Element location listings
────────────────────

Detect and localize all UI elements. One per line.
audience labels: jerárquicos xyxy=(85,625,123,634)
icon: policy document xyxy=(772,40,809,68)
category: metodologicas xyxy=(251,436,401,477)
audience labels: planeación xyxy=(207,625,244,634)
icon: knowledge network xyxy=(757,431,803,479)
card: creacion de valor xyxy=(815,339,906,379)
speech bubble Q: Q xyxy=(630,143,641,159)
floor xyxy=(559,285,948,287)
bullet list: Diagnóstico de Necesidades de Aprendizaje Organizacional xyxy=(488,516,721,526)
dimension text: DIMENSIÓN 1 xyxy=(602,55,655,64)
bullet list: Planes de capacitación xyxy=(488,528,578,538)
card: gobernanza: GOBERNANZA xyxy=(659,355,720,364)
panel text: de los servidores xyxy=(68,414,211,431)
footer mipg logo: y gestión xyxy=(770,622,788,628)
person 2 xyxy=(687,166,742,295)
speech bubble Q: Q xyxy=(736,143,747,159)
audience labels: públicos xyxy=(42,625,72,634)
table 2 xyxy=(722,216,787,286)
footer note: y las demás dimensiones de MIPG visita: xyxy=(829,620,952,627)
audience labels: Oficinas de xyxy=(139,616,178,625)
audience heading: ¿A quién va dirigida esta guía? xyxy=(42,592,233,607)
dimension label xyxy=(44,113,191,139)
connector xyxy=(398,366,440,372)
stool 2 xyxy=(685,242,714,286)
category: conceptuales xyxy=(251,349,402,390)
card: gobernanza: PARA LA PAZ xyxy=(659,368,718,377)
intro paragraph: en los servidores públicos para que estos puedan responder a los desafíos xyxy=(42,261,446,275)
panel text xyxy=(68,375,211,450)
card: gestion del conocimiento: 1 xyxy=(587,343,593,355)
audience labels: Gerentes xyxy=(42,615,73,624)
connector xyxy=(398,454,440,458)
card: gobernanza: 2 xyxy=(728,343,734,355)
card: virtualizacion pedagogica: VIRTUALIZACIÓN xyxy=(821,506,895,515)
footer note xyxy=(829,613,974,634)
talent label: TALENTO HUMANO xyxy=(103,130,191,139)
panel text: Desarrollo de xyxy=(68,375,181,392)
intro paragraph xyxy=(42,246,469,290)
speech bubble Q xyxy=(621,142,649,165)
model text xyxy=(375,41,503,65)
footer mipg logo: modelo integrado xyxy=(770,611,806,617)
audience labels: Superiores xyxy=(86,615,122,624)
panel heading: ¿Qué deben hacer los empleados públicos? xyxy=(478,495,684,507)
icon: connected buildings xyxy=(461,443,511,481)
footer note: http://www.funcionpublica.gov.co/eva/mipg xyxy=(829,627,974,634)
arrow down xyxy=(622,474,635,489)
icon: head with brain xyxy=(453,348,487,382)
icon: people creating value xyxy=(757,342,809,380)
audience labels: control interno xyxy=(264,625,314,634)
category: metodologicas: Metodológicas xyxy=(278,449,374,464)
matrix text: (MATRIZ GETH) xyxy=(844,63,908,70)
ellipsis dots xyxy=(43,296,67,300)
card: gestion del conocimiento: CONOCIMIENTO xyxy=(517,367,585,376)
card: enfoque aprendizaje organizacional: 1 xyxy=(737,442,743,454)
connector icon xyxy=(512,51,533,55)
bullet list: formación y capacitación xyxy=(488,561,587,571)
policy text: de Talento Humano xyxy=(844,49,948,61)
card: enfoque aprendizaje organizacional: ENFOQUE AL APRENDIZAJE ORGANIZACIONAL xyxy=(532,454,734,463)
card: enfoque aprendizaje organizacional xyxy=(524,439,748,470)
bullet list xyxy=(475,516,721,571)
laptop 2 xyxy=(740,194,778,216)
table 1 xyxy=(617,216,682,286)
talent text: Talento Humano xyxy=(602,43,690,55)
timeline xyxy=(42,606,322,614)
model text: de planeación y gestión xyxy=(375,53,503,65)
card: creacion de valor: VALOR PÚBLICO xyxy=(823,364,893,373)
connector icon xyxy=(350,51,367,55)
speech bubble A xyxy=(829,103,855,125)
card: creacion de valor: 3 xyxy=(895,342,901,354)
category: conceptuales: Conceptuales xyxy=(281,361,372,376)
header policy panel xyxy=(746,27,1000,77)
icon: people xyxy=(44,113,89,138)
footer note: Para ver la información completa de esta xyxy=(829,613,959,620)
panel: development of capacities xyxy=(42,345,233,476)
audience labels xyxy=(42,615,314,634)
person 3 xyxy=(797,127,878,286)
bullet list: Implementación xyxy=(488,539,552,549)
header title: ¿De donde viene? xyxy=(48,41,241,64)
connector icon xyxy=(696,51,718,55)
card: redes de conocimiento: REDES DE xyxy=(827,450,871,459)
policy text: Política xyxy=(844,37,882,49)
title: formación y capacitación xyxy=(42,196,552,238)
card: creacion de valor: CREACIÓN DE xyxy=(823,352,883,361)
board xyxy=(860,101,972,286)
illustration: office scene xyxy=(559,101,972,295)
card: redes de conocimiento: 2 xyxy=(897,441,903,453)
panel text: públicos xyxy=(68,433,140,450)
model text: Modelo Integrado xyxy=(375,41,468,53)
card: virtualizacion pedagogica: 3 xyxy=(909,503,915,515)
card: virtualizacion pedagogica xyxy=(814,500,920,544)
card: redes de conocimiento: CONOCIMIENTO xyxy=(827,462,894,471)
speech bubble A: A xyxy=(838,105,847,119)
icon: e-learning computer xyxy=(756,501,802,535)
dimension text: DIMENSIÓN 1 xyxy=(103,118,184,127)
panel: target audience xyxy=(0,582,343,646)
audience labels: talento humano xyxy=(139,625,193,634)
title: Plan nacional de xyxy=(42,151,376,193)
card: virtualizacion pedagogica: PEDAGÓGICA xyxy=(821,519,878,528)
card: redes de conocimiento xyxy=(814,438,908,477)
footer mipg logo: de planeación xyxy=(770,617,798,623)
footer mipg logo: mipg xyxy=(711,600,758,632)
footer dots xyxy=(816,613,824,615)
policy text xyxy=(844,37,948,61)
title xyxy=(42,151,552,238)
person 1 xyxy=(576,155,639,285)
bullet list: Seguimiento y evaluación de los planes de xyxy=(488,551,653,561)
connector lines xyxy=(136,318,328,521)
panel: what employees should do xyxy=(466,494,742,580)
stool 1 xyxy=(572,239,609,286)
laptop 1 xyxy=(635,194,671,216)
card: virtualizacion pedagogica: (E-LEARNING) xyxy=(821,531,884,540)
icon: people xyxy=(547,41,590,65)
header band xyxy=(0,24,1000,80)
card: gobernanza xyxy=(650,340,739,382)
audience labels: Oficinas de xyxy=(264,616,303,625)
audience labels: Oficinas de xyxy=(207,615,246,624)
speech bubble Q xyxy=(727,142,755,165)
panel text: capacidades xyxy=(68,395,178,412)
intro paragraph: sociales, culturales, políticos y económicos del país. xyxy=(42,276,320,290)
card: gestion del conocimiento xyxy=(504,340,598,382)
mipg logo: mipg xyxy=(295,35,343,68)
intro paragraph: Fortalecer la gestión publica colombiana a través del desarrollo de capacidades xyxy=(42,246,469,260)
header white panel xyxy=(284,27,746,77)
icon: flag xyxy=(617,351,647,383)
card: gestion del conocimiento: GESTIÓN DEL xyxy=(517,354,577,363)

────────────────────

Write out the data verbatim from its first line through the line containing "person 2 xyxy=(687,166,742,295)", including both of those lines.

Detect and localize all UI elements. One per line.
audience labels: jerárquicos xyxy=(85,625,123,634)
icon: policy document xyxy=(772,40,809,68)
category: metodologicas xyxy=(251,436,401,477)
audience labels: planeación xyxy=(207,625,244,634)
icon: knowledge network xyxy=(757,431,803,479)
card: creacion de valor xyxy=(815,339,906,379)
speech bubble Q: Q xyxy=(630,143,641,159)
floor xyxy=(559,285,948,287)
bullet list: Diagnóstico de Necesidades de Aprendizaje Organizacional xyxy=(488,516,721,526)
dimension text: DIMENSIÓN 1 xyxy=(602,55,655,64)
bullet list: Planes de capacitación xyxy=(488,528,578,538)
card: gobernanza: GOBERNANZA xyxy=(659,355,720,364)
panel text: de los servidores xyxy=(68,414,211,431)
footer mipg logo: y gestión xyxy=(770,622,788,628)
person 2 xyxy=(687,166,742,295)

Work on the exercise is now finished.